(Structured figure records)
▬▬▬▬▬▬▬▬▬▬
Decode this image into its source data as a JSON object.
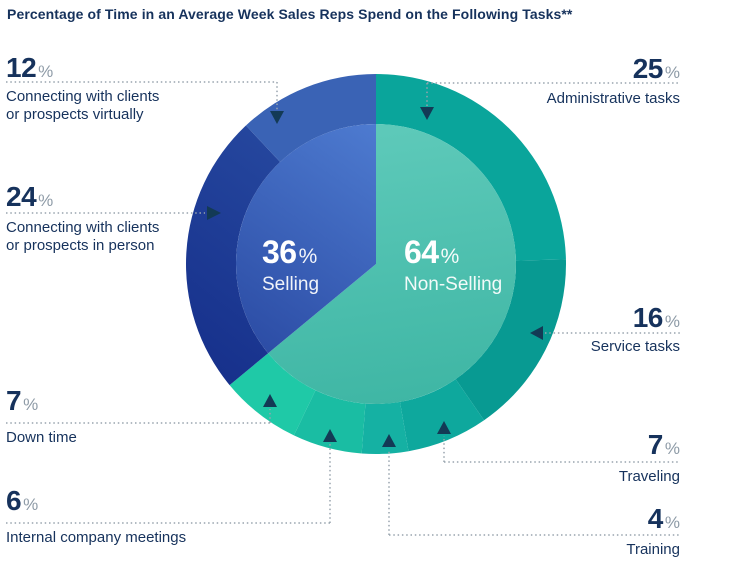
{
  "title": "Percentage of Time in an Average Week Sales Reps Spend on the Following Tasks**",
  "colors": {
    "navy_text": "#16325c",
    "percent_gray": "#8e9ba7",
    "connector_dotted": "#98a4ae",
    "arrow": "#133a55",
    "background": "#ffffff",
    "center_text": "#ffffff"
  },
  "chart_data": {
    "type": "pie",
    "title": "Percentage of Time in an Average Week Sales Reps Spend on the Following Tasks**",
    "units": "percent",
    "legend_position": "none",
    "inner_series": [
      {
        "key": "selling",
        "label": "Selling",
        "value": 36,
        "display": "36",
        "percent_sign": "%",
        "gradient": [
          "#4f7dd2",
          "#2847a0"
        ]
      },
      {
        "key": "non-selling",
        "label": "Non-Selling",
        "value": 64,
        "display": "64",
        "percent_sign": "%",
        "gradient": [
          "#5dc9b9",
          "#3db5a3"
        ]
      }
    ],
    "outer_series": [
      {
        "key": "administrative",
        "label": "Administrative tasks",
        "value": 25,
        "group": "Non-Selling",
        "color": "#0aa59b"
      },
      {
        "key": "service",
        "label": "Service tasks",
        "value": 16,
        "group": "Non-Selling",
        "color": "#089a92"
      },
      {
        "key": "traveling",
        "label": "Traveling",
        "value": 7,
        "group": "Non-Selling",
        "color": "#0ea89d"
      },
      {
        "key": "training",
        "label": "Training",
        "value": 4,
        "group": "Non-Selling",
        "color": "#15b1a3"
      },
      {
        "key": "internal-meetings",
        "label": "Internal company meetings",
        "value": 6,
        "group": "Non-Selling",
        "color": "#1abda3"
      },
      {
        "key": "down-time",
        "label": "Down time",
        "value": 7,
        "group": "Non-Selling",
        "color": "#1fc9a7"
      },
      {
        "key": "in-person",
        "label": "Connecting with clients or prospects in person",
        "value": 24,
        "group": "Selling",
        "color": "#1e3f9a",
        "gradient": [
          "#26489f",
          "#17318c"
        ]
      },
      {
        "key": "virtually",
        "label": "Connecting with clients or prospects virtually",
        "value": 12,
        "group": "Selling",
        "color": "#3a63b5"
      }
    ]
  },
  "callouts": [
    {
      "key": "virtually",
      "number": "12",
      "percent_sign": "%",
      "line1": "Connecting with clients",
      "line2": "or prospects virtually"
    },
    {
      "key": "administrative",
      "number": "25",
      "percent_sign": "%",
      "line1": "Administrative tasks"
    },
    {
      "key": "in-person",
      "number": "24",
      "percent_sign": "%",
      "line1": "Connecting with clients",
      "line2": "or prospects in person"
    },
    {
      "key": "service",
      "number": "16",
      "percent_sign": "%",
      "line1": "Service tasks"
    },
    {
      "key": "down-time",
      "number": "7",
      "percent_sign": "%",
      "line1": "Down time"
    },
    {
      "key": "traveling",
      "number": "7",
      "percent_sign": "%",
      "line1": "Traveling"
    },
    {
      "key": "internal-meetings",
      "number": "6",
      "percent_sign": "%",
      "line1": "Internal company meetings"
    },
    {
      "key": "training",
      "number": "4",
      "percent_sign": "%",
      "line1": "Training"
    }
  ]
}
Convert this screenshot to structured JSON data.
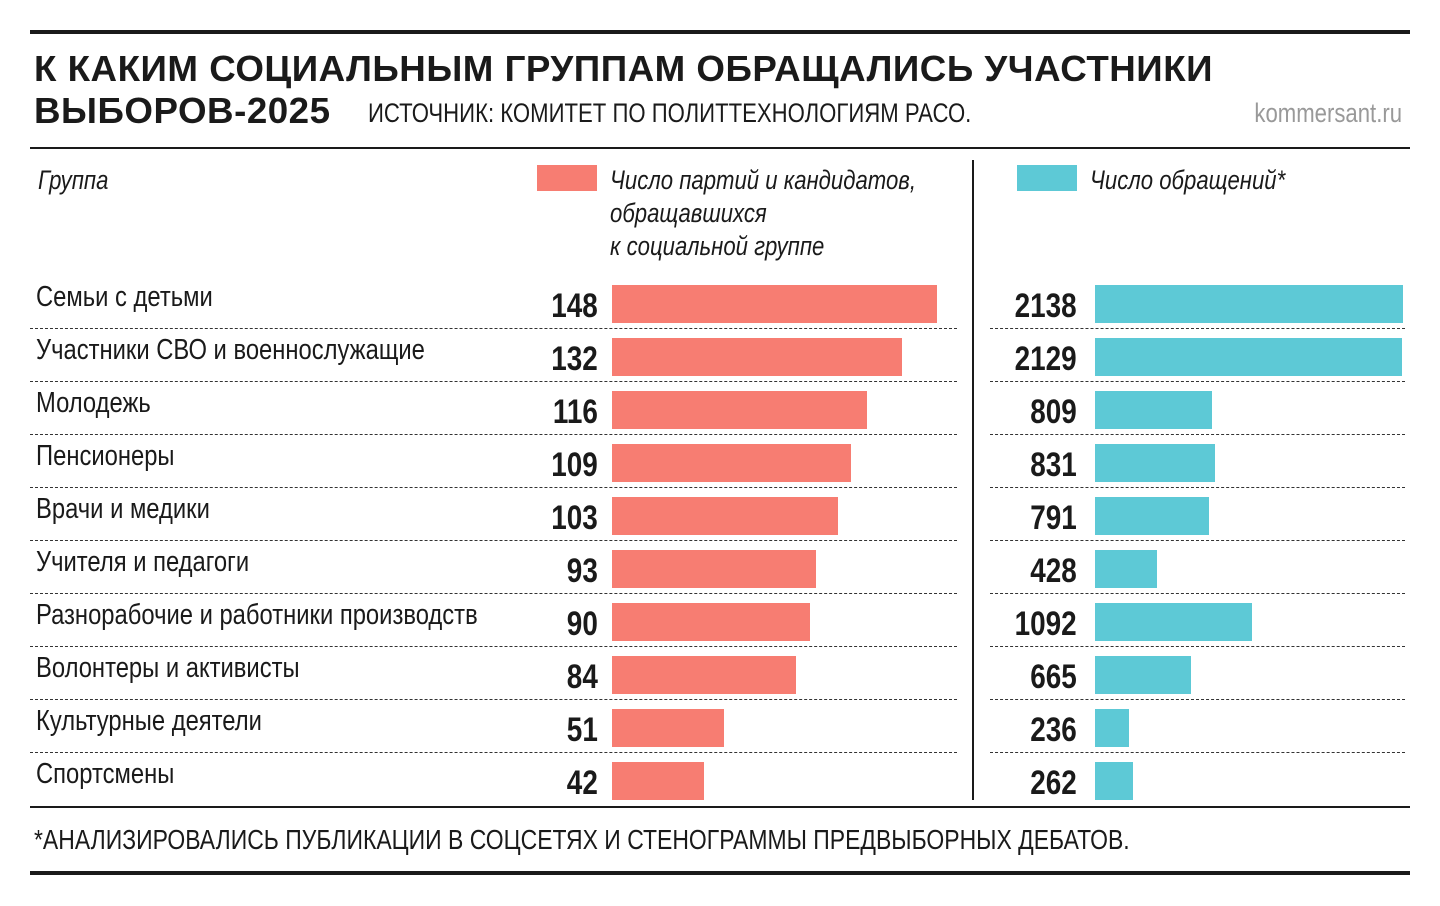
{
  "header": {
    "title_line1": "К КАКИМ СОЦИАЛЬНЫМ ГРУППАМ ОБРАЩАЛИСЬ УЧАСТНИКИ",
    "title_line2": "ВЫБОРОВ-2025",
    "source": "ИСТОЧНИК: КОМИТЕТ ПО ПОЛИТТЕХНОЛОГИЯМ РАСО.",
    "site": "kommersant.ru"
  },
  "footnote": "*АНАЛИЗИРОВАЛИСЬ ПУБЛИКАЦИИ В СОЦСЕТЯХ И СТЕНОГРАММЫ ПРЕДВЫБОРНЫХ ДЕБАТОВ.",
  "colors": {
    "series1": "#f77d72",
    "series2": "#5dc9d6"
  },
  "chart_data": {
    "type": "bar",
    "orientation": "horizontal",
    "category_header": "Группа",
    "categories": [
      "Семьи с детьми",
      "Участники СВО и военнослужащие",
      "Молодежь",
      "Пенсионеры",
      "Врачи и медики",
      "Учителя и педагоги",
      "Разнорабочие и работники производств",
      "Волонтеры и активисты",
      "Культурные деятели",
      "Спортсмены"
    ],
    "series": [
      {
        "name_lines": [
          "Число партий и кандидатов,",
          "обращавшихся",
          "к социальной группе"
        ],
        "values": [
          148,
          132,
          116,
          109,
          103,
          93,
          90,
          84,
          51,
          42
        ]
      },
      {
        "name_lines": [
          "Число обращений*"
        ],
        "values": [
          2138,
          2129,
          809,
          831,
          791,
          428,
          1092,
          665,
          236,
          262
        ]
      }
    ]
  }
}
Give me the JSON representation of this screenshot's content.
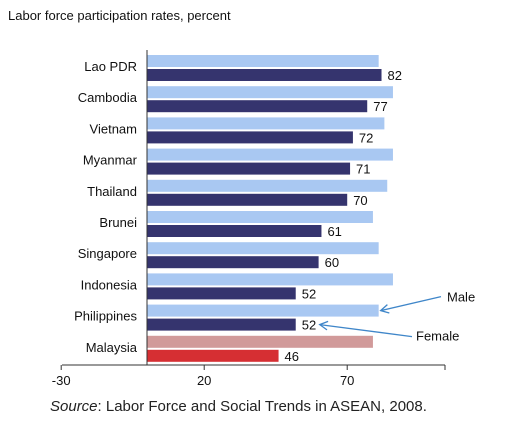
{
  "chart_data": {
    "type": "bar",
    "orientation": "horizontal",
    "title": "Labor force participation rates, percent",
    "categories": [
      "Lao PDR",
      "Cambodia",
      "Vietnam",
      "Myanmar",
      "Thailand",
      "Brunei",
      "Singapore",
      "Indonesia",
      "Philippines",
      "Malaysia"
    ],
    "series": [
      {
        "name": "Male",
        "values": [
          81,
          86,
          83,
          86,
          84,
          79,
          81,
          86,
          81,
          79
        ],
        "show_labels": false
      },
      {
        "name": "Female",
        "values": [
          82,
          77,
          72,
          71,
          70,
          61,
          60,
          52,
          52,
          46
        ],
        "show_labels": true
      }
    ],
    "xlim": [
      -30,
      100
    ],
    "xticks": [
      "-30",
      "20",
      "70"
    ],
    "xtick_values": [
      -30,
      20,
      70
    ],
    "grid": false,
    "legend": "annotation arrows at right",
    "colors": {
      "male": "#a9c8f2",
      "female": "#35346e",
      "malaysia_male": "#d19a9a",
      "malaysia_female": "#d62f33",
      "arrow": "#3f86c9"
    }
  },
  "source": {
    "label": "Source",
    "text": ": Labor Force and Social Trends in ASEAN, 2008."
  }
}
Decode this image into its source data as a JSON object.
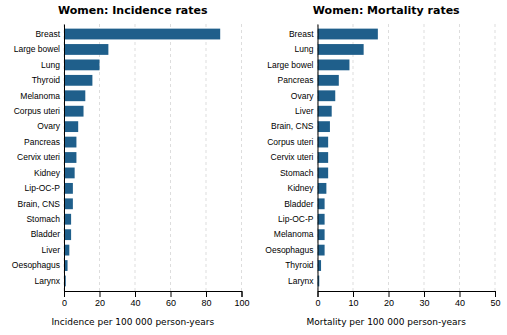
{
  "chart_data": [
    {
      "type": "bar",
      "orientation": "horizontal",
      "title": "Women: Incidence rates",
      "xlabel": "Incidence per 100 000 person-years",
      "categories": [
        "Breast",
        "Large bowel",
        "Lung",
        "Thyroid",
        "Melanoma",
        "Corpus uteri",
        "Ovary",
        "Pancreas",
        "Cervix uteri",
        "Kidney",
        "Lip-OC-P",
        "Brain, CNS",
        "Stomach",
        "Bladder",
        "Liver",
        "Oesophagus",
        "Larynx"
      ],
      "values": [
        88,
        25,
        20,
        16,
        12,
        11,
        8,
        7,
        7,
        6,
        5,
        5,
        4,
        4,
        3,
        2,
        1
      ],
      "color": "#1f5f8b",
      "xlim": [
        0,
        100
      ],
      "xticks": [
        0,
        20,
        40,
        60,
        80,
        100
      ],
      "grid": true
    },
    {
      "type": "bar",
      "orientation": "horizontal",
      "title": "Women: Mortality rates",
      "xlabel": "Mortality per 100 000 person-years",
      "categories": [
        "Breast",
        "Lung",
        "Large bowel",
        "Pancreas",
        "Ovary",
        "Liver",
        "Brain, CNS",
        "Corpus uteri",
        "Cervix uteri",
        "Stomach",
        "Kidney",
        "Bladder",
        "Lip-OC-P",
        "Melanoma",
        "Oesophagus",
        "Thyroid",
        "Larynx"
      ],
      "values": [
        17,
        13,
        9,
        6,
        5,
        4,
        3.5,
        3,
        3,
        3,
        2.5,
        2,
        2,
        2,
        2,
        1,
        0.5
      ],
      "color": "#1f5f8b",
      "xlim": [
        0,
        50
      ],
      "xticks": [
        0,
        10,
        20,
        30,
        40,
        50
      ],
      "grid": true
    }
  ]
}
▬▬▬▬▬▬▬▬▬▬
▶ **Task prompt**:
Report the number of lines in the entries above that include the word "Labor" and add nothing to it.

▶ **Correct result**:
2